• _Aim of the exercise_: Return all lines in the material below that contain "http".

• _Information supplied_:

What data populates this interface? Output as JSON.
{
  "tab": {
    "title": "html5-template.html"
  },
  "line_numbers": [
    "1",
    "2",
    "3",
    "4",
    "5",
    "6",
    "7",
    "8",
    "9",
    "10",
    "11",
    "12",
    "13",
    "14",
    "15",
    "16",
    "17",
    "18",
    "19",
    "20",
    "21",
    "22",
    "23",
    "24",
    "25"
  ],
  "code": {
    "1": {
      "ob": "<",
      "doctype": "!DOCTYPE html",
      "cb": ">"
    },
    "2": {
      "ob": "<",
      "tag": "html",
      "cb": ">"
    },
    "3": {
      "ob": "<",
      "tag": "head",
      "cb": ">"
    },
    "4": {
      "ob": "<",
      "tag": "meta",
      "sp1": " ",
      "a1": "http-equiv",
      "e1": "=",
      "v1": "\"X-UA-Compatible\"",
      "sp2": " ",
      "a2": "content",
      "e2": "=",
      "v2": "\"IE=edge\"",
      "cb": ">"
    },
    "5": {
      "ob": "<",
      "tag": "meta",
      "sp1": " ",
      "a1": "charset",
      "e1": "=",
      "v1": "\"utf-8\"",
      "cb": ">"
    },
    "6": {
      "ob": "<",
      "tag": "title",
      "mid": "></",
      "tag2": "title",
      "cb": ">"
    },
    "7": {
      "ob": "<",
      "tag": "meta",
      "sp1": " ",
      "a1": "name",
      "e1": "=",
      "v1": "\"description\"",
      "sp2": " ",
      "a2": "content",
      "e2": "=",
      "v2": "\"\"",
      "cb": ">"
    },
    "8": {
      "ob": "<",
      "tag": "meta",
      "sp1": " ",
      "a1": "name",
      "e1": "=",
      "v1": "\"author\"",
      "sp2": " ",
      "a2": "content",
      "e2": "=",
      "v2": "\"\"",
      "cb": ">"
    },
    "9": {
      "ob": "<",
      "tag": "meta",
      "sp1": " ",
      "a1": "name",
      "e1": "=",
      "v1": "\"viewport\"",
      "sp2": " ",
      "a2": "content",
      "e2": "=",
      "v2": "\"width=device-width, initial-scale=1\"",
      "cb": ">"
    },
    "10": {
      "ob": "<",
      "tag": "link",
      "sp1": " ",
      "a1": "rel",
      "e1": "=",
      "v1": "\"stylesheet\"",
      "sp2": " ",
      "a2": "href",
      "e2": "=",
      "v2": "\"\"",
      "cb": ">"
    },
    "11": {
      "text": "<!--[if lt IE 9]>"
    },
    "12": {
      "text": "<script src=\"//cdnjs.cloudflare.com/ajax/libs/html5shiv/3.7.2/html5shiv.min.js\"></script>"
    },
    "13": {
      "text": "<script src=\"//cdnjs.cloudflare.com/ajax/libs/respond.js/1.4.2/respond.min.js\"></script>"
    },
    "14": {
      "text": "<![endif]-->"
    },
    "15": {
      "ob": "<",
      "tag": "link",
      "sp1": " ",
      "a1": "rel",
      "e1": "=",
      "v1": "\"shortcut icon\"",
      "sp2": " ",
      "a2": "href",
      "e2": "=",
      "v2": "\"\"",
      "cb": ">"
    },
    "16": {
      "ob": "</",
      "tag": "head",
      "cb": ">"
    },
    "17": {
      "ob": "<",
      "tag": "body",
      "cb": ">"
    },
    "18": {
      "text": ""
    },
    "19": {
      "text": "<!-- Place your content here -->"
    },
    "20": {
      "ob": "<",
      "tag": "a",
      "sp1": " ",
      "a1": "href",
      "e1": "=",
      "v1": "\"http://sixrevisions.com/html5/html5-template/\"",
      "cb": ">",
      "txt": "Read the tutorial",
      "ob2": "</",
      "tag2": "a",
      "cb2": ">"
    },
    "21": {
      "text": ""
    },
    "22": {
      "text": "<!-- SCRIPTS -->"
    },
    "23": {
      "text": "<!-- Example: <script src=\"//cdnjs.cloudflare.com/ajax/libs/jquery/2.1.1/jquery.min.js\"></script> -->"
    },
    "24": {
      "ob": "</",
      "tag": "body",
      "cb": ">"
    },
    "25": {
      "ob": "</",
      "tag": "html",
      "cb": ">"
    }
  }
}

• _Full solution_:
      "a1": "http-equiv",
      "v1": "\"http://sixrevisions.com/html5/html5-template/\"",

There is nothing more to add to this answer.